EXERCISE OBJECTIVE
In the listing below, locate the line containing "What data populates"; reproduce that line and all lines that follow it, unchanged.

────────────────────

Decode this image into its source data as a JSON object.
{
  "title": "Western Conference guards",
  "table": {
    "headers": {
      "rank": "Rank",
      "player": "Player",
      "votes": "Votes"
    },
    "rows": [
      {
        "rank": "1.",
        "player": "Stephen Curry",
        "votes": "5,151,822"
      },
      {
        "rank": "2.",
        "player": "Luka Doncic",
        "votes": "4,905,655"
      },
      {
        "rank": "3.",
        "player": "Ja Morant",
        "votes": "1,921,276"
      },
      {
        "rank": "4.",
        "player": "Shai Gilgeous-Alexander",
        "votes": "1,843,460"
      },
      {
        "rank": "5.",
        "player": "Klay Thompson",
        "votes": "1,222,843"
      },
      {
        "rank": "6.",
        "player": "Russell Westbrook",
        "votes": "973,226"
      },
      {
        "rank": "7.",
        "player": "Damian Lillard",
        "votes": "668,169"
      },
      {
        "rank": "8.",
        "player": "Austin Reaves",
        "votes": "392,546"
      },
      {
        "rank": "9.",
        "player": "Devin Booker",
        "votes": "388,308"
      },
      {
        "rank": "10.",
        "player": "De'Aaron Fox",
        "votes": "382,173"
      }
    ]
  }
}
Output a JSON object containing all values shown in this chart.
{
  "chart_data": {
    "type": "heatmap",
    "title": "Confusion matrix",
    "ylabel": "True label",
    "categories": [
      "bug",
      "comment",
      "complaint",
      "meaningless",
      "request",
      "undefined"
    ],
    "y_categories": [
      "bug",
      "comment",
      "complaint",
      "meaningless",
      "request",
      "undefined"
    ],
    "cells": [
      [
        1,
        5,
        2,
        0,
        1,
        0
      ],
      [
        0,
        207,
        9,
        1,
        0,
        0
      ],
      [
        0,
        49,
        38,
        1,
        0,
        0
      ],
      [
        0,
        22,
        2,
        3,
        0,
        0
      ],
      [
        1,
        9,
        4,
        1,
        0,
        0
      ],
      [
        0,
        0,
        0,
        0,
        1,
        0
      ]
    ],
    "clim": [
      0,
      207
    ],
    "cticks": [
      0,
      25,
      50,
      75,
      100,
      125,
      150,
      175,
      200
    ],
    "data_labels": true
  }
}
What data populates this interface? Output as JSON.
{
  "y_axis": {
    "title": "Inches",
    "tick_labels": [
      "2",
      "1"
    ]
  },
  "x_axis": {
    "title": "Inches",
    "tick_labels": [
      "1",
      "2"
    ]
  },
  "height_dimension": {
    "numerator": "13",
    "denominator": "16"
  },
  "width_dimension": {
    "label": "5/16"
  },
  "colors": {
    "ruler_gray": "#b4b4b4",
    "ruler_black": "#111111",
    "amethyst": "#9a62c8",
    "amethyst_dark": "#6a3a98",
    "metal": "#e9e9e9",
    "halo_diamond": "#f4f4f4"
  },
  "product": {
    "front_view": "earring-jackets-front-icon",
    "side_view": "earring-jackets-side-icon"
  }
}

────────────────────

WRITTEN REPLY
What data populates this interface? Output as JSON.
{
  "y_axis": {
    "title": "Inches",
    "tick_labels": [
      "2",
      "1"
    ]
  },
  "x_axis": {
    "title": "Inches",
    "tick_labels": [
      "1",
      "2"
    ]
  },
  "height_dimension": {
    "numerator": "13",
    "denominator": "16"
  },
  "width_dimension": {
    "label": "5/16"
  },
  "colors": {
    "ruler_gray": "#b4b4b4",
    "ruler_black": "#111111",
    "amethyst": "#9a62c8",
    "amethyst_dark": "#6a3a98",
    "metal": "#e9e9e9",
    "halo_diamond": "#f4f4f4"
  },
  "product": {
    "front_view": "earring-jackets-front-icon",
    "side_view": "earring-jackets-side-icon"
  }
}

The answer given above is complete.